* What is asked *
All of the lines below are to be transcribed faithfully, with pictures excluded from the copy.

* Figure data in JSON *
━━━━━━━━
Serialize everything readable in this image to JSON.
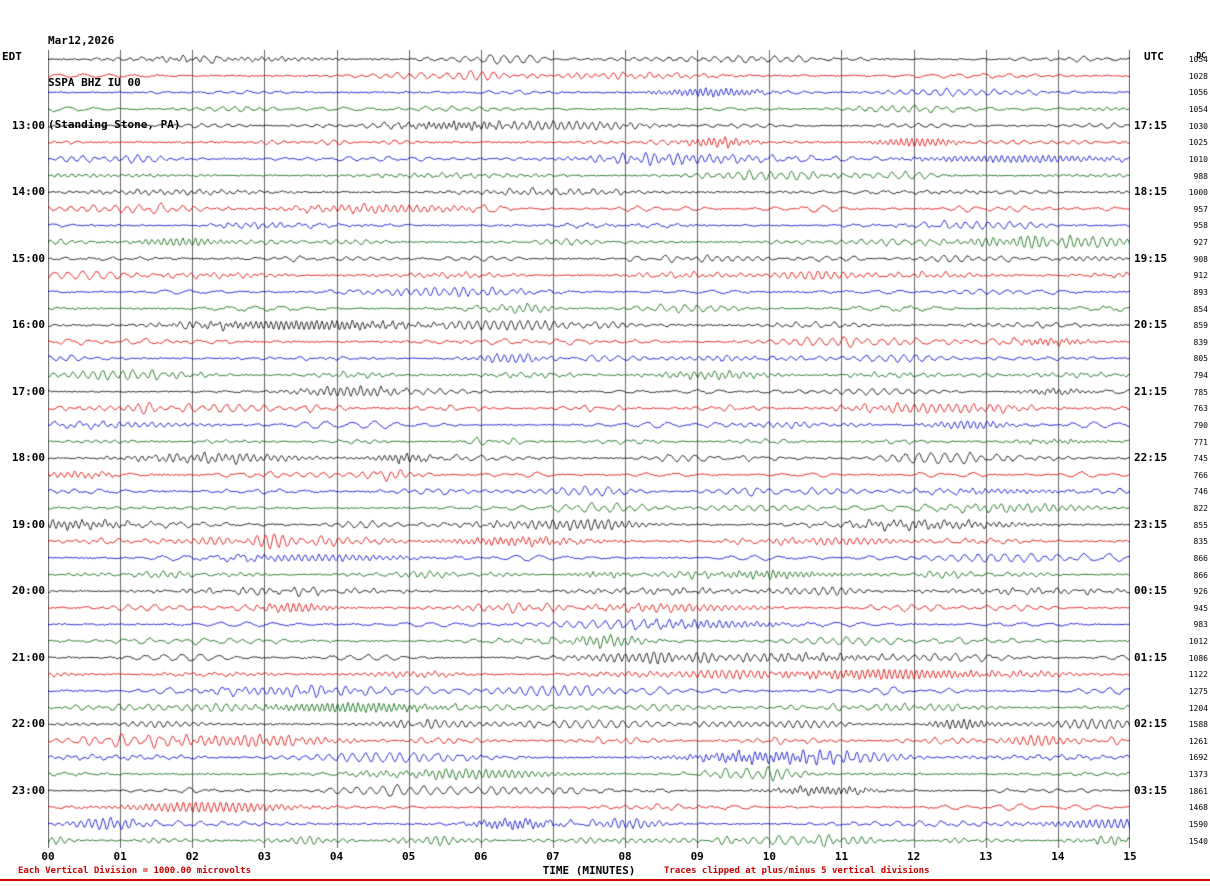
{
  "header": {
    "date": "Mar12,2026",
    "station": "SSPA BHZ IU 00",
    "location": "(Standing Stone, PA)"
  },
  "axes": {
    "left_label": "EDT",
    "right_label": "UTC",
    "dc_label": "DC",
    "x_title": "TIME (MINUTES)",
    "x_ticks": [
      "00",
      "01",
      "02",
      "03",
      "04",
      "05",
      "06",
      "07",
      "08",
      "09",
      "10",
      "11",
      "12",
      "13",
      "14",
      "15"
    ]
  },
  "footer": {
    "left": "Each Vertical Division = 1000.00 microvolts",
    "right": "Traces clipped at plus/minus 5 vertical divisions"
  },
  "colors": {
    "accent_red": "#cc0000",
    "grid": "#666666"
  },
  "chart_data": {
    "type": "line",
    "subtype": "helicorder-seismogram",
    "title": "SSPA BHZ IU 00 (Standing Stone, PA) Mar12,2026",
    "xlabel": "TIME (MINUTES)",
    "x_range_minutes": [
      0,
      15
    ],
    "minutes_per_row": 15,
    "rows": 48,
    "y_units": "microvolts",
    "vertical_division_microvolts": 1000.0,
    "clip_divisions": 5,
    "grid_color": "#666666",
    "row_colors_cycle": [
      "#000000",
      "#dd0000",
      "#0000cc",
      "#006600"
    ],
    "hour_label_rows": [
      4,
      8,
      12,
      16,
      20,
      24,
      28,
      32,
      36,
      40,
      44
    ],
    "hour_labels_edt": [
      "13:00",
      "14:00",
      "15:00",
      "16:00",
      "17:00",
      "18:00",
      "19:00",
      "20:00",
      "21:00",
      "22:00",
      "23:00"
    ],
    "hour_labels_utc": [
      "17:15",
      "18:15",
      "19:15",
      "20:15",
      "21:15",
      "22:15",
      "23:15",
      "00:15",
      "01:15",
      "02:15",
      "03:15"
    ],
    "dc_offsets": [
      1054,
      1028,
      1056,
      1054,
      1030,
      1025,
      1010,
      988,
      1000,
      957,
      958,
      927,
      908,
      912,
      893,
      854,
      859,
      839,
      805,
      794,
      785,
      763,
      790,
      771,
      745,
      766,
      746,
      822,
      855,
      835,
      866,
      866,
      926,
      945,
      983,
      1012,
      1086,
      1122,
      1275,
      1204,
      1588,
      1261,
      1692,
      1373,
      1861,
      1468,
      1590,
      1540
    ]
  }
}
━━━━━━━━
* Answer for this exercise *
Serialize everything readable in this image to JSON.
{
  "header": {
    "date": "Mar12,2026",
    "station": "SSPA BHZ IU 00",
    "location": "(Standing Stone, PA)"
  },
  "axes": {
    "left_label": "EDT",
    "right_label": "UTC",
    "dc_label": "DC",
    "x_title": "TIME (MINUTES)",
    "x_ticks": [
      "00",
      "01",
      "02",
      "03",
      "04",
      "05",
      "06",
      "07",
      "08",
      "09",
      "10",
      "11",
      "12",
      "13",
      "14",
      "15"
    ]
  },
  "footer": {
    "left": "Each Vertical Division = 1000.00 microvolts",
    "right": "Traces clipped at plus/minus 5 vertical divisions"
  },
  "colors": {
    "accent_red": "#cc0000",
    "grid": "#666666"
  },
  "chart_data": {
    "type": "line",
    "subtype": "helicorder-seismogram",
    "title": "SSPA BHZ IU 00 (Standing Stone, PA) Mar12,2026",
    "xlabel": "TIME (MINUTES)",
    "x_range_minutes": [
      0,
      15
    ],
    "minutes_per_row": 15,
    "rows": 48,
    "y_units": "microvolts",
    "vertical_division_microvolts": 1000.0,
    "clip_divisions": 5,
    "grid_color": "#666666",
    "row_colors_cycle": [
      "#000000",
      "#dd0000",
      "#0000cc",
      "#006600"
    ],
    "hour_label_rows": [
      4,
      8,
      12,
      16,
      20,
      24,
      28,
      32,
      36,
      40,
      44
    ],
    "hour_labels_edt": [
      "13:00",
      "14:00",
      "15:00",
      "16:00",
      "17:00",
      "18:00",
      "19:00",
      "20:00",
      "21:00",
      "22:00",
      "23:00"
    ],
    "hour_labels_utc": [
      "17:15",
      "18:15",
      "19:15",
      "20:15",
      "21:15",
      "22:15",
      "23:15",
      "00:15",
      "01:15",
      "02:15",
      "03:15"
    ],
    "dc_offsets": [
      1054,
      1028,
      1056,
      1054,
      1030,
      1025,
      1010,
      988,
      1000,
      957,
      958,
      927,
      908,
      912,
      893,
      854,
      859,
      839,
      805,
      794,
      785,
      763,
      790,
      771,
      745,
      766,
      746,
      822,
      855,
      835,
      866,
      866,
      926,
      945,
      983,
      1012,
      1086,
      1122,
      1275,
      1204,
      1588,
      1261,
      1692,
      1373,
      1861,
      1468,
      1590,
      1540
    ]
  }
}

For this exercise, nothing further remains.